- [YOUR OBJECTIVE]: Select every line holding the word "Illite" and copy it.

[Figure record extracts]
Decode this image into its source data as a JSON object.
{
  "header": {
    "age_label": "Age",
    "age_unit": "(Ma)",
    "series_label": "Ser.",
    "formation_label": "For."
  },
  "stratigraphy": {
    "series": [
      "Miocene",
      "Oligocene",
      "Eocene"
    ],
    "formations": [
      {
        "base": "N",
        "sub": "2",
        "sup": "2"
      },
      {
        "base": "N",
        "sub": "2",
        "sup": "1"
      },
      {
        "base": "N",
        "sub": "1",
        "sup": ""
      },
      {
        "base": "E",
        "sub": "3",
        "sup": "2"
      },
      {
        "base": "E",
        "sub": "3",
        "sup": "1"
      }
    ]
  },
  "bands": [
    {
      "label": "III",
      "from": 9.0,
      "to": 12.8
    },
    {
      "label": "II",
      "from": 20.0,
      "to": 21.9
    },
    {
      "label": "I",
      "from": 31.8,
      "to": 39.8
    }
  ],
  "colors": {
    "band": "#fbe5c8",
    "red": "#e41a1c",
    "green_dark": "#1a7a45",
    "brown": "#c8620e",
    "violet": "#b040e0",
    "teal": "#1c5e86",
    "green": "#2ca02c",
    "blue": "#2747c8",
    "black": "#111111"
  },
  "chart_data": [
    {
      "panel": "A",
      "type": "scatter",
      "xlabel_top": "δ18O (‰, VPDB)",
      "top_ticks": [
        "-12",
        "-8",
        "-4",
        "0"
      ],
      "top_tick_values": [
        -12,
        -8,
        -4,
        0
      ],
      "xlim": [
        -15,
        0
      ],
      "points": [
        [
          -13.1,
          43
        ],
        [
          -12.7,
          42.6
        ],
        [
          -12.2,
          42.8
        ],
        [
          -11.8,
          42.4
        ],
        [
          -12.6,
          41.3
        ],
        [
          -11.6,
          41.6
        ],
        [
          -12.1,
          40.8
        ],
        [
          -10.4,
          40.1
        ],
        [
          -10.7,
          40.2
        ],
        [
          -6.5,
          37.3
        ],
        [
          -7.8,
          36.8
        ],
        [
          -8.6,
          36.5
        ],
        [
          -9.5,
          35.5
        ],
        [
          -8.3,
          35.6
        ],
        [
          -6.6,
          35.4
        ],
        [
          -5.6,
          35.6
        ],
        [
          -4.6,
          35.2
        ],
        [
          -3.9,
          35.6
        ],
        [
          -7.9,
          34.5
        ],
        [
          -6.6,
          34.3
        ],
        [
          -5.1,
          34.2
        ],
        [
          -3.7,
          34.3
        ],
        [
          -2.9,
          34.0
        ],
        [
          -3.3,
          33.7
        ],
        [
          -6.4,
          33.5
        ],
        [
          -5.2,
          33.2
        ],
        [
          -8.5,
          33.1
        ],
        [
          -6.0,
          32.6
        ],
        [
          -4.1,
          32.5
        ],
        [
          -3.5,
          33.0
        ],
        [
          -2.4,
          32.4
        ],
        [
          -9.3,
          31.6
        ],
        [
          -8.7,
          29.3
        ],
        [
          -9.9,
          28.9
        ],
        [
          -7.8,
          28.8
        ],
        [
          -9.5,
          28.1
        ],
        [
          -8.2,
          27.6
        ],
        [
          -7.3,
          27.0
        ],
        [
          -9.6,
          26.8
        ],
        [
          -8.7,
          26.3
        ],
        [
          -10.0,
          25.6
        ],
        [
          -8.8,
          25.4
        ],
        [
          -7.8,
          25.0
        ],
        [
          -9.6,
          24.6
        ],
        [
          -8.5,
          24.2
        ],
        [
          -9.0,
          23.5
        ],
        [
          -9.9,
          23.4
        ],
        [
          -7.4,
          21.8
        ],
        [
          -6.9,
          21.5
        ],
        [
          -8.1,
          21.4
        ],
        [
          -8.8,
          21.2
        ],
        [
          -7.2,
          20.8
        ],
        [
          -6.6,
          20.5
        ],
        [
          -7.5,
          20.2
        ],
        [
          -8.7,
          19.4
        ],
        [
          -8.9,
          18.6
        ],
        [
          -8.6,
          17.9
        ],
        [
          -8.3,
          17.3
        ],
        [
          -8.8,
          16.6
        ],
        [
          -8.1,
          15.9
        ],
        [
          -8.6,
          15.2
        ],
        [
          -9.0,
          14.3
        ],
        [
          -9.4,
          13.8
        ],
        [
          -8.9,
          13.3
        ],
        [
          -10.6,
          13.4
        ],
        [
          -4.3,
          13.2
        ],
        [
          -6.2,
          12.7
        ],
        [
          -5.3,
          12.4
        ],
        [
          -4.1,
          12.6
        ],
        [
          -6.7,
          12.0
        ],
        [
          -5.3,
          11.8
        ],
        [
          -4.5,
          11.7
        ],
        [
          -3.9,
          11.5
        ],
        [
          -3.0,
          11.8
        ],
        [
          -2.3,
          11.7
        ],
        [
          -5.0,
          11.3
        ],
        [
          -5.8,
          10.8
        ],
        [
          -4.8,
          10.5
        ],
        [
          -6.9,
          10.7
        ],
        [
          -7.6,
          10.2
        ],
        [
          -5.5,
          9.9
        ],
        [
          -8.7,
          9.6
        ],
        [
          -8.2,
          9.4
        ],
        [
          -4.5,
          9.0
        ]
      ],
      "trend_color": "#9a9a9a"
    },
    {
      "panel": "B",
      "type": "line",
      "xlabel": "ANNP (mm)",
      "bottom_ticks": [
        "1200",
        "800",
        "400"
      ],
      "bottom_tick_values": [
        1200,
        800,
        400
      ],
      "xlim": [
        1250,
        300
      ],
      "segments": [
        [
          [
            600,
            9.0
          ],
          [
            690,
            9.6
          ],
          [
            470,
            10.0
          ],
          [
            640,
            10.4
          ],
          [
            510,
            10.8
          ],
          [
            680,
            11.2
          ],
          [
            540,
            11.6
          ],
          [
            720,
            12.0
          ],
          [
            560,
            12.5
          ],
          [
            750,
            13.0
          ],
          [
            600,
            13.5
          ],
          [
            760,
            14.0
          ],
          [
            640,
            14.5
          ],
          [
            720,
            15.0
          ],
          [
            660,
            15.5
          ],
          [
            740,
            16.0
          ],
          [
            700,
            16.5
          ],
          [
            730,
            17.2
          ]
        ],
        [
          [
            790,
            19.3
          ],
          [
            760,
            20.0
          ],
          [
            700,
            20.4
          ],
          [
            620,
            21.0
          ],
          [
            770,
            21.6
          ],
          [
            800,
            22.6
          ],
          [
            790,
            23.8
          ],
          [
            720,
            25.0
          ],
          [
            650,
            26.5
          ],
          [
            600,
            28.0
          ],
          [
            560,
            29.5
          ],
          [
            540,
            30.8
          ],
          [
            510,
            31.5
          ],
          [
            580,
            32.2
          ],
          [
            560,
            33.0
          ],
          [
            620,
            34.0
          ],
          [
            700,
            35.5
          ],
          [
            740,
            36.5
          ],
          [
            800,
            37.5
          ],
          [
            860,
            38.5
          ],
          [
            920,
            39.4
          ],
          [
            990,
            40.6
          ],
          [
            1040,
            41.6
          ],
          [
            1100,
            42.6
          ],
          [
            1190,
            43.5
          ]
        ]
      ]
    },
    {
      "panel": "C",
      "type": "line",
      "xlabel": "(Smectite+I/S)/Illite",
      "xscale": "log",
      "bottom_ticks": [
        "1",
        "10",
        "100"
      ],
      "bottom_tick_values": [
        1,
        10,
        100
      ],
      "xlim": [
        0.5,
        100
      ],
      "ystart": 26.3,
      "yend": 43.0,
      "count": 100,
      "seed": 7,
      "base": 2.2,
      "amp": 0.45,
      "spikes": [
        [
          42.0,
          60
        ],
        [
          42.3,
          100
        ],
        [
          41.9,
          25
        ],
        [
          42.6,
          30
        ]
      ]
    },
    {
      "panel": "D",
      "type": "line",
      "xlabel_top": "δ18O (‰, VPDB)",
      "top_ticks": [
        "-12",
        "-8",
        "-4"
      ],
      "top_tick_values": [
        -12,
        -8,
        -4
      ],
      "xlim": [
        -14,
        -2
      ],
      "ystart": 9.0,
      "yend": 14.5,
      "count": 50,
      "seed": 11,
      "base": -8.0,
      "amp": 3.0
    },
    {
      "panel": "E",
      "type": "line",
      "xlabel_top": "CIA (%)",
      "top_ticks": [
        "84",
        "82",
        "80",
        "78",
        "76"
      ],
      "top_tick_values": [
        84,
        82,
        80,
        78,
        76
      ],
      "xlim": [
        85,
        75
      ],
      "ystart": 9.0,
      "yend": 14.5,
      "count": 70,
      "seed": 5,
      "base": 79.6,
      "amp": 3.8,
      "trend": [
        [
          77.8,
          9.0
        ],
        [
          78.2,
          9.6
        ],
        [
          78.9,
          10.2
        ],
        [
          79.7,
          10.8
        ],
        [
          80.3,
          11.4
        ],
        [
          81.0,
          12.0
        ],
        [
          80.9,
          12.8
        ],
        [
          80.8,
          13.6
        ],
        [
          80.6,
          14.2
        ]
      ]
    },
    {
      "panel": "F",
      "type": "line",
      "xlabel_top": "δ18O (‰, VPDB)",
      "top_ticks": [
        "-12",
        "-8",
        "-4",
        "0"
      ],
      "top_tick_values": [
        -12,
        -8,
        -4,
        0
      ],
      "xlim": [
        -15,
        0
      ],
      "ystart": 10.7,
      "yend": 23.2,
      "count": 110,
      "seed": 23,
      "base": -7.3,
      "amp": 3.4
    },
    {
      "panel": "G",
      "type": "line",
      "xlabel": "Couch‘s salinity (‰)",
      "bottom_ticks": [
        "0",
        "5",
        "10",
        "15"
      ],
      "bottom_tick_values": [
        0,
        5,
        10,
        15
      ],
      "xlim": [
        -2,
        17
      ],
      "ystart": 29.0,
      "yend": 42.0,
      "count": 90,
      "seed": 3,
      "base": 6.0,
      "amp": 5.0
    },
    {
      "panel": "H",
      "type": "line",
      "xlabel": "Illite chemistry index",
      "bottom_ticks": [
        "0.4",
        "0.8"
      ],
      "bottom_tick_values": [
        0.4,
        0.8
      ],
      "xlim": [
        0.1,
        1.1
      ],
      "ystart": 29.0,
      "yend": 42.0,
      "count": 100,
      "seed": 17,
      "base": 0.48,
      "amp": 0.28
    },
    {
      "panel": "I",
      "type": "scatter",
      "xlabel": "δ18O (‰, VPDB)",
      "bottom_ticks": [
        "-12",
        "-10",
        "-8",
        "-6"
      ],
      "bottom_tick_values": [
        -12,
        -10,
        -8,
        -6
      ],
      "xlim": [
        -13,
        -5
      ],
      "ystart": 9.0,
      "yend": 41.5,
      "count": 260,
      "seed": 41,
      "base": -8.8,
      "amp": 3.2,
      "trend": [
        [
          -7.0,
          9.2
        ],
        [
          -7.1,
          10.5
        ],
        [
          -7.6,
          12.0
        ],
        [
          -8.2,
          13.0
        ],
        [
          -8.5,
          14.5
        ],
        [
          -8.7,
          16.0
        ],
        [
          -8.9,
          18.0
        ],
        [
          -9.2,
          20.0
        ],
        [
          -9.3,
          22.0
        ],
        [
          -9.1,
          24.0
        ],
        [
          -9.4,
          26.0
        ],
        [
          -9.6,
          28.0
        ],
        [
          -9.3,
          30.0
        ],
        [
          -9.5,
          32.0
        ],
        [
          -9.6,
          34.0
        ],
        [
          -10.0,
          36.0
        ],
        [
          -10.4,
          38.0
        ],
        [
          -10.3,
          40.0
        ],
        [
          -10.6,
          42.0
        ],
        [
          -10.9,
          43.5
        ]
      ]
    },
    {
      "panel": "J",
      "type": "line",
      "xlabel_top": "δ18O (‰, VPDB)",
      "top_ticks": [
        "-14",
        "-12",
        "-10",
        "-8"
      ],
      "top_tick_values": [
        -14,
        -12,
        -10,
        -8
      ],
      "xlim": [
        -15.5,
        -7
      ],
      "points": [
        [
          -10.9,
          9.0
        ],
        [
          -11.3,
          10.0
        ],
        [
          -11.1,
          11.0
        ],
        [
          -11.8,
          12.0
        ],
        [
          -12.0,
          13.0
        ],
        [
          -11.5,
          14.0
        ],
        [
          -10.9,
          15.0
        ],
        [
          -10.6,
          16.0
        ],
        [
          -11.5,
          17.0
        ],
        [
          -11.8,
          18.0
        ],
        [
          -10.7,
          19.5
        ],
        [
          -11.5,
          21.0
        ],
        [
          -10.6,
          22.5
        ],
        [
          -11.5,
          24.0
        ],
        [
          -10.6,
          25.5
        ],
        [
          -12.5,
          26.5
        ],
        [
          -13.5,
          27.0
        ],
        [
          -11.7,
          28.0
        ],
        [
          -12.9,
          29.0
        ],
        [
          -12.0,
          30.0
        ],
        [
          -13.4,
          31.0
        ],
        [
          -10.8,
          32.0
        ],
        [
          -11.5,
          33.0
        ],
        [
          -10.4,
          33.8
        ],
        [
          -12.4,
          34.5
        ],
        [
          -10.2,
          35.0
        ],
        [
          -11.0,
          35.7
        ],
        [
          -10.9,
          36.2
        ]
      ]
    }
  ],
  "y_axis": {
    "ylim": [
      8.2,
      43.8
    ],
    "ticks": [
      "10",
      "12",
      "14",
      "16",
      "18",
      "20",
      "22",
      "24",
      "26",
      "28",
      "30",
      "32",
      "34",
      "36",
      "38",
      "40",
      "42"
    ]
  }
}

- [RESULT OF THIS EXERCISE]:
      "xlabel": "(Smectite+I/S)/Illite",
      "xlabel": "Illite chemistry index",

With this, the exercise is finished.